● **INPUT DATA**
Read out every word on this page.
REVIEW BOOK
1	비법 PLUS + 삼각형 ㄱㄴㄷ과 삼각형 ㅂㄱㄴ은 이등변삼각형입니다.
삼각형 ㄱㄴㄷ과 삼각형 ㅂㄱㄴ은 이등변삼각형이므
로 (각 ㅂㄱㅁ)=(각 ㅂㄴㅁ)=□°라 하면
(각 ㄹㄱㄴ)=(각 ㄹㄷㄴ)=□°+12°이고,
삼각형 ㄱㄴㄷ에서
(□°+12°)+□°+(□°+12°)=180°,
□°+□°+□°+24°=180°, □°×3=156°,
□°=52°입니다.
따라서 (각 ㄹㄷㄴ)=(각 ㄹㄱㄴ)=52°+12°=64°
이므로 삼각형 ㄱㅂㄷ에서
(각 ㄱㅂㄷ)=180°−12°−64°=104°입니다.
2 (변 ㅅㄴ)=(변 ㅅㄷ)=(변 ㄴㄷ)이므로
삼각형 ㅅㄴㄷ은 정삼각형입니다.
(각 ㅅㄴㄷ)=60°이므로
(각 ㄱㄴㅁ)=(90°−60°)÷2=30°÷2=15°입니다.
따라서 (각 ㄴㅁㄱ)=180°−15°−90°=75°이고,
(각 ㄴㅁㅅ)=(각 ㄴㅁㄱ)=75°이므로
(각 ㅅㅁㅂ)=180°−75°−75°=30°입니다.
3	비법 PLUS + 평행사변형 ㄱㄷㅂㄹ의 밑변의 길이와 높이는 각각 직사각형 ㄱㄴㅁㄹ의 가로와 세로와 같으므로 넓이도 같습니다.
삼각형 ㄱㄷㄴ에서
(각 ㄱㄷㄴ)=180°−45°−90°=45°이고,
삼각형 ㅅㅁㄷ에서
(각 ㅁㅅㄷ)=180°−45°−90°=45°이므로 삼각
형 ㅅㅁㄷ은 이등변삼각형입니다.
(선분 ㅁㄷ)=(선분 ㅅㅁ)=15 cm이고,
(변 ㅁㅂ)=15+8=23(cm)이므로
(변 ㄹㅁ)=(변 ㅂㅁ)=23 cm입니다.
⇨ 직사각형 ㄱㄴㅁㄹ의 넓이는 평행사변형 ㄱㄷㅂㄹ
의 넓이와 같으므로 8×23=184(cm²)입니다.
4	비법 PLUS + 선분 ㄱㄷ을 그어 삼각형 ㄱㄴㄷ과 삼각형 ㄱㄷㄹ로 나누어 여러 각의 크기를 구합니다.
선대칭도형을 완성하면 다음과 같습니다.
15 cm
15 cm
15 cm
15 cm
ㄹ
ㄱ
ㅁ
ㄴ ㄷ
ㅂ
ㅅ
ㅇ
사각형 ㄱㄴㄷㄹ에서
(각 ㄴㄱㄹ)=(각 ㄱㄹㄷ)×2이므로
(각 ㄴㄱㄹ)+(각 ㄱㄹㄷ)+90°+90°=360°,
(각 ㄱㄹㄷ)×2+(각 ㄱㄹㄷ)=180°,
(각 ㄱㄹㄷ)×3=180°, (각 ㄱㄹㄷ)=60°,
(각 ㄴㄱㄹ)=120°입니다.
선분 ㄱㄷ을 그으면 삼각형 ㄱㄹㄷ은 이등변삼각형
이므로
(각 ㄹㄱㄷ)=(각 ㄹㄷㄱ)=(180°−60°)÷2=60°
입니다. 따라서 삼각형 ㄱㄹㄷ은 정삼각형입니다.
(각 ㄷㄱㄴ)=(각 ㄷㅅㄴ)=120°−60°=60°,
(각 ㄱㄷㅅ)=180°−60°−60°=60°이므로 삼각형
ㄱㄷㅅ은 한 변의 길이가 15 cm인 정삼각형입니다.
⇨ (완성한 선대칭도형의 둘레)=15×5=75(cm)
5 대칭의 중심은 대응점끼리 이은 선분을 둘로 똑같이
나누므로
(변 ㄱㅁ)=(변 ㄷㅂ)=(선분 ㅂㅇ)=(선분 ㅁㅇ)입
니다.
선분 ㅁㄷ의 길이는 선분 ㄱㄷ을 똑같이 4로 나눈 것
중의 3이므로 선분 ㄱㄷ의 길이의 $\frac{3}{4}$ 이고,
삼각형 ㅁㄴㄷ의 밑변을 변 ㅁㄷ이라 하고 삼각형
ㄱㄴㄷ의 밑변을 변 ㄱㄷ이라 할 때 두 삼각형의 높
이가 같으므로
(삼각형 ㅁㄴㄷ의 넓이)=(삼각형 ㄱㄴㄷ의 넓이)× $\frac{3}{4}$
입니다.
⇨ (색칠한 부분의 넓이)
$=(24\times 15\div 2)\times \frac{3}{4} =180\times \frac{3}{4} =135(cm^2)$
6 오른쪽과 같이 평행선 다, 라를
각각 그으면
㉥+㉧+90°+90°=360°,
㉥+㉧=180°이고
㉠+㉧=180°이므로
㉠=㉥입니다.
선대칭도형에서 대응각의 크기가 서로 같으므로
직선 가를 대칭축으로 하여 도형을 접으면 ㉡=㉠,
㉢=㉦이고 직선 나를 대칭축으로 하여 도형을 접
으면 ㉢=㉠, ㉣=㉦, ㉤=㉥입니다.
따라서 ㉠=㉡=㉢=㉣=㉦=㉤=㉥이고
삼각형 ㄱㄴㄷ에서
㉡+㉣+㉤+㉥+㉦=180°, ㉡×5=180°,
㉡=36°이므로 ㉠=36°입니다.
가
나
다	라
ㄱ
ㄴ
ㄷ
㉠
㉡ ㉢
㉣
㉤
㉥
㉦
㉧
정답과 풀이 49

● **JOB**
Return the material in full, exactly as shown.

● **TASK OUTPUT**
Read out every word on this page.
REVIEW BOOK
1	비법 PLUS + 삼각형 ㄱㄴㄷ과 삼각형 ㅂㄱㄴ은 이등변삼각형입니다.
삼각형 ㄱㄴㄷ과 삼각형 ㅂㄱㄴ은 이등변삼각형이므
로 (각 ㅂㄱㅁ)=(각 ㅂㄴㅁ)=□°라 하면
(각 ㄹㄱㄴ)=(각 ㄹㄷㄴ)=□°+12°이고,
삼각형 ㄱㄴㄷ에서
(□°+12°)+□°+(□°+12°)=180°,
□°+□°+□°+24°=180°, □°×3=156°,
□°=52°입니다.
따라서 (각 ㄹㄷㄴ)=(각 ㄹㄱㄴ)=52°+12°=64°
이므로 삼각형 ㄱㅂㄷ에서
(각 ㄱㅂㄷ)=180°−12°−64°=104°입니다.
2 (변 ㅅㄴ)=(변 ㅅㄷ)=(변 ㄴㄷ)이므로
삼각형 ㅅㄴㄷ은 정삼각형입니다.
(각 ㅅㄴㄷ)=60°이므로
(각 ㄱㄴㅁ)=(90°−60°)÷2=30°÷2=15°입니다.
따라서 (각 ㄴㅁㄱ)=180°−15°−90°=75°이고,
(각 ㄴㅁㅅ)=(각 ㄴㅁㄱ)=75°이므로
(각 ㅅㅁㅂ)=180°−75°−75°=30°입니다.
3	비법 PLUS + 평행사변형 ㄱㄷㅂㄹ의 밑변의 길이와 높이는 각각 직사각형 ㄱㄴㅁㄹ의 가로와 세로와 같으므로 넓이도 같습니다.
삼각형 ㄱㄷㄴ에서
(각 ㄱㄷㄴ)=180°−45°−90°=45°이고,
삼각형 ㅅㅁㄷ에서
(각 ㅁㅅㄷ)=180°−45°−90°=45°이므로 삼각
형 ㅅㅁㄷ은 이등변삼각형입니다.
(선분 ㅁㄷ)=(선분 ㅅㅁ)=15 cm이고,
(변 ㅁㅂ)=15+8=23(cm)이므로
(변 ㄹㅁ)=(변 ㅂㅁ)=23 cm입니다.
⇨ 직사각형 ㄱㄴㅁㄹ의 넓이는 평행사변형 ㄱㄷㅂㄹ
의 넓이와 같으므로 8×23=184(cm²)입니다.
4	비법 PLUS + 선분 ㄱㄷ을 그어 삼각형 ㄱㄴㄷ과 삼각형 ㄱㄷㄹ로 나누어 여러 각의 크기를 구합니다.
선대칭도형을 완성하면 다음과 같습니다.
15 cm
15 cm
15 cm
15 cm
ㄹ
ㄱ
ㅁ
ㄴ ㄷ
ㅂ
ㅅ
ㅇ
사각형 ㄱㄴㄷㄹ에서
(각 ㄴㄱㄹ)=(각 ㄱㄹㄷ)×2이므로
(각 ㄴㄱㄹ)+(각 ㄱㄹㄷ)+90°+90°=360°,
(각 ㄱㄹㄷ)×2+(각 ㄱㄹㄷ)=180°,
(각 ㄱㄹㄷ)×3=180°, (각 ㄱㄹㄷ)=60°,
(각 ㄴㄱㄹ)=120°입니다.
선분 ㄱㄷ을 그으면 삼각형 ㄱㄹㄷ은 이등변삼각형
이므로
(각 ㄹㄱㄷ)=(각 ㄹㄷㄱ)=(180°−60°)÷2=60°
입니다. 따라서 삼각형 ㄱㄹㄷ은 정삼각형입니다.
(각 ㄷㄱㄴ)=(각 ㄷㅅㄴ)=120°−60°=60°,
(각 ㄱㄷㅅ)=180°−60°−60°=60°이므로 삼각형
ㄱㄷㅅ은 한 변의 길이가 15 cm인 정삼각형입니다.
⇨ (완성한 선대칭도형의 둘레)=15×5=75(cm)
5 대칭의 중심은 대응점끼리 이은 선분을 둘로 똑같이
나누므로
(변 ㄱㅁ)=(변 ㄷㅂ)=(선분 ㅂㅇ)=(선분 ㅁㅇ)입
니다.
선분 ㅁㄷ의 길이는 선분 ㄱㄷ을 똑같이 4로 나눈 것
중의 3이므로 선분 ㄱㄷ의 길이의 $\frac{3}{4}$ 이고,
삼각형 ㅁㄴㄷ의 밑변을 변 ㅁㄷ이라 하고 삼각형
ㄱㄴㄷ의 밑변을 변 ㄱㄷ이라 할 때 두 삼각형의 높
이가 같으므로
(삼각형 ㅁㄴㄷ의 넓이)=(삼각형 ㄱㄴㄷ의 넓이)× $\frac{3}{4}$
입니다.
⇨ (색칠한 부분의 넓이)
$=(24\times 15\div 2)\times \frac{3}{4} =180\times \frac{3}{4} =135(cm^2)$
6 오른쪽과 같이 평행선 다, 라를
각각 그으면
㉥+㉧+90°+90°=360°,
㉥+㉧=180°이고
㉠+㉧=180°이므로
㉠=㉥입니다.
선대칭도형에서 대응각의 크기가 서로 같으므로
직선 가를 대칭축으로 하여 도형을 접으면 ㉡=㉠,
㉢=㉦이고 직선 나를 대칭축으로 하여 도형을 접
으면 ㉢=㉠, ㉣=㉦, ㉤=㉥입니다.
따라서 ㉠=㉡=㉢=㉣=㉦=㉤=㉥이고
삼각형 ㄱㄴㄷ에서
㉡+㉣+㉤+㉥+㉦=180°, ㉡×5=180°,
㉡=36°이므로 ㉠=36°입니다.
가
나
다	라
ㄱ
ㄴ
ㄷ
㉠
㉡ ㉢
㉣
㉤
㉥
㉦
㉧
정답과 풀이 49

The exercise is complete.